• [EXTRACTED INFORMATION]:
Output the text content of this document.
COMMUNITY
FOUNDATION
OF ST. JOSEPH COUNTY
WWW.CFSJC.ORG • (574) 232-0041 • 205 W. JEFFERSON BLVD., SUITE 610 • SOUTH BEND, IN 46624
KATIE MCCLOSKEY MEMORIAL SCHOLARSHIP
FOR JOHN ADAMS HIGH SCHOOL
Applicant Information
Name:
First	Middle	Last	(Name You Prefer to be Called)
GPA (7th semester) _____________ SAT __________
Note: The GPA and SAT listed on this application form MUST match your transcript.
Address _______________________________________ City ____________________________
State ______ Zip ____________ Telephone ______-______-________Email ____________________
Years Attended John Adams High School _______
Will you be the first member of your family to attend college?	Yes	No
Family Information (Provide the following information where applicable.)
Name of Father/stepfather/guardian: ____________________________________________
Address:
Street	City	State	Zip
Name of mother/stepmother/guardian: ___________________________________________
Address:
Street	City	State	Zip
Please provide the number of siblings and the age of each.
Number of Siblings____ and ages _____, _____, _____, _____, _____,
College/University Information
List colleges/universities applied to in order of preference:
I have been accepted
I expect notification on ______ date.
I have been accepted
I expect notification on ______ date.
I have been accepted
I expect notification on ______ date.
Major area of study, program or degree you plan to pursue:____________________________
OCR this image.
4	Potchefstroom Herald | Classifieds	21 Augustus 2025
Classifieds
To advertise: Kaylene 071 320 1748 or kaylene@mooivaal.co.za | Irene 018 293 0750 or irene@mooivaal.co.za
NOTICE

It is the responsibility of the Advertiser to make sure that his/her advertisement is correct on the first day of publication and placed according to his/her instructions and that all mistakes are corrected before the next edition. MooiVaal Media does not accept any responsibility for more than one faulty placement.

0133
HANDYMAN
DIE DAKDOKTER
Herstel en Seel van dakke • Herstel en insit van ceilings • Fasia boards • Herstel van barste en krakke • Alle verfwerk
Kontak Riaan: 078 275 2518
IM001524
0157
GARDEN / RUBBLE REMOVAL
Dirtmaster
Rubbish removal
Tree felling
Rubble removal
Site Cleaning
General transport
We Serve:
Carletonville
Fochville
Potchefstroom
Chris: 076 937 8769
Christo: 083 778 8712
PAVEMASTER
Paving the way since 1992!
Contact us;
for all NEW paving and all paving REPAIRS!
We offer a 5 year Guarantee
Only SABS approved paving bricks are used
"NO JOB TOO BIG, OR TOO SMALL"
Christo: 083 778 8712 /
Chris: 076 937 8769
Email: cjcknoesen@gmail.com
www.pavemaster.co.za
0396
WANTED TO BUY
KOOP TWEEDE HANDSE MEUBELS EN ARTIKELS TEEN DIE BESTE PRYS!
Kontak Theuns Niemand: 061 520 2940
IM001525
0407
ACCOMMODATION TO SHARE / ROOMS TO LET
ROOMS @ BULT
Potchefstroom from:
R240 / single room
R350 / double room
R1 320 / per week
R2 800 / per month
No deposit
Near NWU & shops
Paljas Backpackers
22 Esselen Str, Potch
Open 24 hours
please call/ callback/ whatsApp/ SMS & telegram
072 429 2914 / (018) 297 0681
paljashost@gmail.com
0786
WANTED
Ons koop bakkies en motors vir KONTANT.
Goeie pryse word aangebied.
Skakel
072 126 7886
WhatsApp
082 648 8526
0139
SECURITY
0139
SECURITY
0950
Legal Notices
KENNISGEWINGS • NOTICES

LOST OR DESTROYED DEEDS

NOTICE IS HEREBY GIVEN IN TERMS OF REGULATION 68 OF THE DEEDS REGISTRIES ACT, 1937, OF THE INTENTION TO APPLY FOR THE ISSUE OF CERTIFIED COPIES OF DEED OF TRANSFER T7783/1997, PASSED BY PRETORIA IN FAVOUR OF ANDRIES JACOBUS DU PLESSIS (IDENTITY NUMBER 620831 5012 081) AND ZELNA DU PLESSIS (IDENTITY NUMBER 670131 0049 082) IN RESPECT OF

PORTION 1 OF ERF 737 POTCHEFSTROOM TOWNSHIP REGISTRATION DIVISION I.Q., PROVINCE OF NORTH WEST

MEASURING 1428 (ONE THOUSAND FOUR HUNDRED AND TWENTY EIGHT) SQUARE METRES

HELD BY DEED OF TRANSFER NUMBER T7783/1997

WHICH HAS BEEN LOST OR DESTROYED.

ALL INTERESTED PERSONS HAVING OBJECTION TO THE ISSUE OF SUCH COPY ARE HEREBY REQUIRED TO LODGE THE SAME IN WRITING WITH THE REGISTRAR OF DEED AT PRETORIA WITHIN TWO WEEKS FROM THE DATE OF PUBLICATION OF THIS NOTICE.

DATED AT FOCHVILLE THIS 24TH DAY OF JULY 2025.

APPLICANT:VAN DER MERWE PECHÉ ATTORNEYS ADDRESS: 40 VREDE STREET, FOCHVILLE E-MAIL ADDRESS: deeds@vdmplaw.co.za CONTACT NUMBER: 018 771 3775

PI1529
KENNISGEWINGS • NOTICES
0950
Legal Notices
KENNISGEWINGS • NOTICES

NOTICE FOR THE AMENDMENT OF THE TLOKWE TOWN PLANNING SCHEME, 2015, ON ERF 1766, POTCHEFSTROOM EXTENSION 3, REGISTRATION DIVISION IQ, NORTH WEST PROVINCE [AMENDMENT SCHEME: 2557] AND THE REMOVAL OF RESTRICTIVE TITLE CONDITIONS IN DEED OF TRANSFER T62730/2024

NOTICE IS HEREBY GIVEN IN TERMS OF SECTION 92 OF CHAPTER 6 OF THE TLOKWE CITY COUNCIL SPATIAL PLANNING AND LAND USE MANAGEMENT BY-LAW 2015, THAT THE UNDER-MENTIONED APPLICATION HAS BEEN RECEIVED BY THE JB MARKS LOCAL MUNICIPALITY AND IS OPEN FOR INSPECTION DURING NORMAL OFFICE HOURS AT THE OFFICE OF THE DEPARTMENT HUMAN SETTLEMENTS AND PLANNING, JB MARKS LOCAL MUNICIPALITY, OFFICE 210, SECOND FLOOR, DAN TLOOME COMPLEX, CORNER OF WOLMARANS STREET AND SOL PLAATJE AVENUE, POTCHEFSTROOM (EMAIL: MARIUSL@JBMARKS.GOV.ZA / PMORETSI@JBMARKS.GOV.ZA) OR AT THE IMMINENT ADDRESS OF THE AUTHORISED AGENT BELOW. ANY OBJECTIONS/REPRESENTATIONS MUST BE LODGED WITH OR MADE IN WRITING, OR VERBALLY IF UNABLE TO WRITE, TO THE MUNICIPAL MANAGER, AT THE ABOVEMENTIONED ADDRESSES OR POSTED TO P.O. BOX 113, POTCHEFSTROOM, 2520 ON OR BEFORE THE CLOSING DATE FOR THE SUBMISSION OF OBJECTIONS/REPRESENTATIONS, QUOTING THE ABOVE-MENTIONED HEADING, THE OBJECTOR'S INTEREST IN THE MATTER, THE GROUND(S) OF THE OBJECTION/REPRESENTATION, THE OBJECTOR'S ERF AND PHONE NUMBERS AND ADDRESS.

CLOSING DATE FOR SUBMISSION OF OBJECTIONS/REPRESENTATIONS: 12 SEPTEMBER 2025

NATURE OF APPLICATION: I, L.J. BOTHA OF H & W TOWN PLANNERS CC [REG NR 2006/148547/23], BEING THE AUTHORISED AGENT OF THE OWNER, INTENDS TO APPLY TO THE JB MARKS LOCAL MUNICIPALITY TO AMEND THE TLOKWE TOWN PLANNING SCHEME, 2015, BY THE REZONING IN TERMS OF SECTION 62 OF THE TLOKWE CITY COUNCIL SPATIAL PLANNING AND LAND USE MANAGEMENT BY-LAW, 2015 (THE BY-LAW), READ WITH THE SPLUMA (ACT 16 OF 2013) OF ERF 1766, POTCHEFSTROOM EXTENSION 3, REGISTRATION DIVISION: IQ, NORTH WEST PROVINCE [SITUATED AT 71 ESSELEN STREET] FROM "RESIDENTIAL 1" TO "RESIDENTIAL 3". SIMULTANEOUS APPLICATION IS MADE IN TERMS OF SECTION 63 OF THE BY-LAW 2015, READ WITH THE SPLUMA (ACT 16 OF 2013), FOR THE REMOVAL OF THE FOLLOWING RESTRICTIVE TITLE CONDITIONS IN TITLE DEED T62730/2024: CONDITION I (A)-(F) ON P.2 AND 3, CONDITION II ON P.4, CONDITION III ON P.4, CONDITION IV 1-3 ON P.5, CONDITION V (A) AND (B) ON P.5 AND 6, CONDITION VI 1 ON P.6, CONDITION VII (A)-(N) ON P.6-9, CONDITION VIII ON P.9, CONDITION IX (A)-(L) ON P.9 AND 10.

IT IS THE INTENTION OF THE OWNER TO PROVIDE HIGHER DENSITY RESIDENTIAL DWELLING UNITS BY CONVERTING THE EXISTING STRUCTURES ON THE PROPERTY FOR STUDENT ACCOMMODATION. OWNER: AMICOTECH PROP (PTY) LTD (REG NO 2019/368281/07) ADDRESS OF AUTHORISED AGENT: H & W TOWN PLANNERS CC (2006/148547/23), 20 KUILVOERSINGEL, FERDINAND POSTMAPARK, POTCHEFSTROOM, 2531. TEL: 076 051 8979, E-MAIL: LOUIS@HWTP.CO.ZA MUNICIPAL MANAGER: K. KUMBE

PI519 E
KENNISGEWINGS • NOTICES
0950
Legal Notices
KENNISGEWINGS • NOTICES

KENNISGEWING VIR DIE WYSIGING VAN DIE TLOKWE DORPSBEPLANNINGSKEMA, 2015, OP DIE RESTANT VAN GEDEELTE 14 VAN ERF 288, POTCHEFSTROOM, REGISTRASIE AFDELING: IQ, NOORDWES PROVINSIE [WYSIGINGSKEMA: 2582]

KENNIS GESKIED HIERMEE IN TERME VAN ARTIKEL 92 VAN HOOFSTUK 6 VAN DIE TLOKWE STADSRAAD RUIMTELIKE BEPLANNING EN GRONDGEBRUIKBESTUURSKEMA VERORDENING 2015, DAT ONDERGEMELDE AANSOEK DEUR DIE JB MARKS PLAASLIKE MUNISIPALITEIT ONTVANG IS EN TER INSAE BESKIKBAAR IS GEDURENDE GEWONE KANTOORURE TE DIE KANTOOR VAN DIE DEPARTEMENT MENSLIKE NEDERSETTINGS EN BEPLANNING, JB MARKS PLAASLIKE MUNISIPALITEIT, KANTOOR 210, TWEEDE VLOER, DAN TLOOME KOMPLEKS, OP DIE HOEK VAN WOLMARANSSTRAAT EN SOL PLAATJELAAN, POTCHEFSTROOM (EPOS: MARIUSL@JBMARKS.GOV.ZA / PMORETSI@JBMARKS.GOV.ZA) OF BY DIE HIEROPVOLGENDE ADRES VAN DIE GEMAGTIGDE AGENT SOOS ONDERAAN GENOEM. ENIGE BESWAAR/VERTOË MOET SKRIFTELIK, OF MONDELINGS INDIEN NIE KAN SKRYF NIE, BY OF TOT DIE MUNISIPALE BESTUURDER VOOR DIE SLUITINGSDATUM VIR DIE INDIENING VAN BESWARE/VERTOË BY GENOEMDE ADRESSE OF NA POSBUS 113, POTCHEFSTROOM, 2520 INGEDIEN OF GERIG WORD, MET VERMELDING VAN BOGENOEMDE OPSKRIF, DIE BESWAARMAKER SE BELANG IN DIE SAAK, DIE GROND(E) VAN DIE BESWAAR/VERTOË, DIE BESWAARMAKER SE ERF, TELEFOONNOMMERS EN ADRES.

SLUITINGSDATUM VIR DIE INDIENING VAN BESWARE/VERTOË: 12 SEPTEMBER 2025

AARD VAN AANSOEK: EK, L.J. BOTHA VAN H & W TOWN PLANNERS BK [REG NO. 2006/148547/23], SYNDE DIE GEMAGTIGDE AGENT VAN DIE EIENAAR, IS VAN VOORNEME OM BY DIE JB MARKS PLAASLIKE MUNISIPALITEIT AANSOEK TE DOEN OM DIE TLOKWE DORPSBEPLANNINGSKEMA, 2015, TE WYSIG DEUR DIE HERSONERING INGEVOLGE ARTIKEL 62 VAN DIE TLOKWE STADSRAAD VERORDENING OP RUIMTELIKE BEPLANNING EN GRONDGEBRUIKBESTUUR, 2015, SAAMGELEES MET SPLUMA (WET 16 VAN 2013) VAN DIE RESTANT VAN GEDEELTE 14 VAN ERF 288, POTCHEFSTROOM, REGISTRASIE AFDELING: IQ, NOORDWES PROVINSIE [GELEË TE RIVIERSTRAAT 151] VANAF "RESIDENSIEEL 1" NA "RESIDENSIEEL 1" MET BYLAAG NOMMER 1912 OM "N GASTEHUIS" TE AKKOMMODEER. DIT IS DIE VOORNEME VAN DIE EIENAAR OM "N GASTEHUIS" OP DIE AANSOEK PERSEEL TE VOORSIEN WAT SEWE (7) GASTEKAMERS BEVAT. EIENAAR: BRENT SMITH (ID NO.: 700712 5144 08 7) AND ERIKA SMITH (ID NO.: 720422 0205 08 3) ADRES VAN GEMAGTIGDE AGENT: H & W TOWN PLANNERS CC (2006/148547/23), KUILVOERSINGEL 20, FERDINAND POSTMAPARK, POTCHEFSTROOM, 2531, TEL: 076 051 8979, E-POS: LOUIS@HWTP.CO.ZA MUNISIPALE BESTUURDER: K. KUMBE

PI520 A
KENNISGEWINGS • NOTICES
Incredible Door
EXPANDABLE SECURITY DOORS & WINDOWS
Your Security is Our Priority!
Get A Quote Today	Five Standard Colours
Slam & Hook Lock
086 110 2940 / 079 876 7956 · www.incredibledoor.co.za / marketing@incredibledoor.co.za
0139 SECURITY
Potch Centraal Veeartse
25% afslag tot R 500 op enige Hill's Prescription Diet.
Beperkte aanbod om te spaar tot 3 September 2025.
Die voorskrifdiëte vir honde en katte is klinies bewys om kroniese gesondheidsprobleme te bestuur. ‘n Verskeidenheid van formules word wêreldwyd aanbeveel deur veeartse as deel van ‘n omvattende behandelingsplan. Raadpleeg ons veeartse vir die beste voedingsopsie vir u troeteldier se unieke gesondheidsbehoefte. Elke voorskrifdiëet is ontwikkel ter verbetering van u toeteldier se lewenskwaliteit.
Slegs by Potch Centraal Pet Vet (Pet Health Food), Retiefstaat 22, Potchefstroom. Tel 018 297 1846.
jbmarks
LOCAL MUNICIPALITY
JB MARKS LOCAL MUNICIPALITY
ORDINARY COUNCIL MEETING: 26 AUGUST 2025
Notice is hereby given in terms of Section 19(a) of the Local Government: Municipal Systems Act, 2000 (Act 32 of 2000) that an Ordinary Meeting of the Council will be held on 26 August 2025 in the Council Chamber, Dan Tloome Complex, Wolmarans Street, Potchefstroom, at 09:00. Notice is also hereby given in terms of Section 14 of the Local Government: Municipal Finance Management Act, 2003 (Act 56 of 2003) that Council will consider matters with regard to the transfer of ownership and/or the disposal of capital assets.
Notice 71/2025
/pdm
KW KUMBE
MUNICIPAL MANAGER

• [SHORT PROBLEM]: In the lines above, find each one with "REPRESENTATIONS" and list it.

• [WORKED ANSWER]:
NOTICE IS HEREBY GIVEN IN TERMS OF SECTION 92 OF CHAPTER 6 OF THE TLOKWE CITY COUNCIL SPATIAL PLANNING AND LAND USE MANAGEMENT BY-LAW 2015, THAT THE UNDER-MENTIONED APPLICATION HAS BEEN RECEIVED BY THE JB MARKS LOCAL MUNICIPALITY AND IS OPEN FOR INSPECTION DURING NORMAL OFFICE HOURS AT THE OFFICE OF THE DEPARTMENT HUMAN SETTLEMENTS AND PLANNING, JB MARKS LOCAL MUNICIPALITY, OFFICE 210, SECOND FLOOR, DAN TLOOME COMPLEX, CORNER OF WOLMARANS STREET AND SOL PLAATJE AVENUE, POTCHEFSTROOM (EMAIL: MARIUSL@JBMARKS.GOV.ZA / PMORETSI@JBMARKS.GOV.ZA) OR AT THE IMMINENT ADDRESS OF THE AUTHORISED AGENT BELOW. ANY OBJECTIONS/REPRESENTATIONS MUST BE LODGED WITH OR MADE IN WRITING, OR VERBALLY IF UNABLE TO WRITE, TO THE MUNICIPAL MANAGER, AT THE ABOVEMENTIONED ADDRESSES OR POSTED TO P.O. BOX 113, POTCHEFSTROOM, 2520 ON OR BEFORE THE CLOSING DATE FOR THE SUBMISSION OF OBJECTIONS/REPRESENTATIONS, QUOTING THE ABOVE-MENTIONED HEADING, THE OBJECTOR'S INTEREST IN THE MATTER, THE GROUND(S) OF THE OBJECTION/REPRESENTATION, THE OBJECTOR'S ERF AND PHONE NUMBERS AND ADDRESS.
CLOSING DATE FOR SUBMISSION OF OBJECTIONS/REPRESENTATIONS: 12 SEPTEMBER 2025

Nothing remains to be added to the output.